## Exercise details
Tally the lines that include "exclusion". Output the number only.

## Provided data
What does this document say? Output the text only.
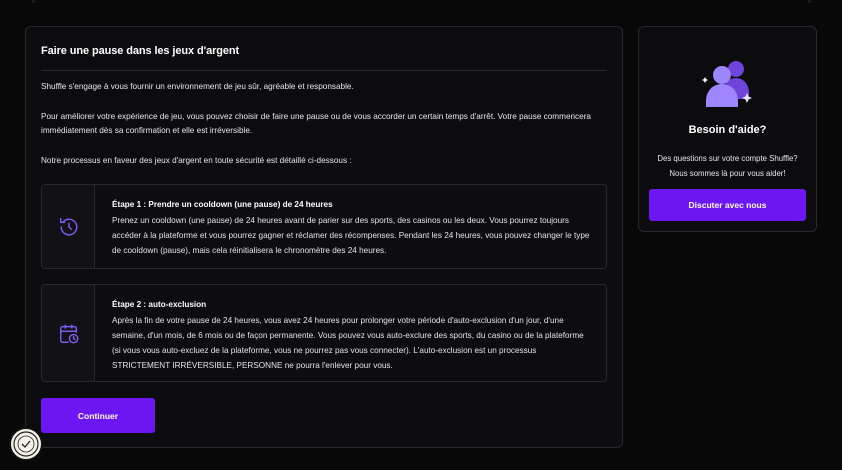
Faire une pause dans les jeux d'argent
Shuffle s'engage à vous fournir un environnement de jeu sûr, agréable et responsable.
Pour améliorer votre expérience de jeu, vous pouvez choisir de faire une pause ou de vous accorder un certain temps d'arrêt. Votre pause commencera immédiatement dès sa confirmation et elle est irréversible.
Notre processus en faveur des jeux d'argent en toute sécurité est détaillé ci-dessous :
Étape 1 : Prendre un cooldown (une pause) de 24 heures
Prenez un cooldown (une pause) de 24 heures avant de parier sur des sports, des casinos ou les deux. Vous pourrez toujours accéder à la plateforme et vous pourrez gagner et réclamer des récompenses. Pendant les 24 heures, vous pouvez changer le type de cooldown (pause), mais cela réinitialisera le chronomètre des 24 heures.
Étape 2 : auto-exclusion
Après la fin de votre pause de 24 heures, vous avez 24 heures pour prolonger votre période d'auto-exclusion d'un jour, d'une semaine, d'un mois, de 6 mois ou de façon permanente. Vous pouvez vous auto-exclure des sports, du casino ou de la plateforme (si vous vous auto-excluez de la plateforme, vous ne pourrez pas vous connecter). L'auto-exclusion est un processus STRICTEMENT IRRÉVERSIBLE, PERSONNE ne pourra l'enlever pour vous.
Continuer
Besoin d'aide?
Des questions sur votre compte Shuffle?
Nous sommes là pour vous aider!
Discuter avec nous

## The output
2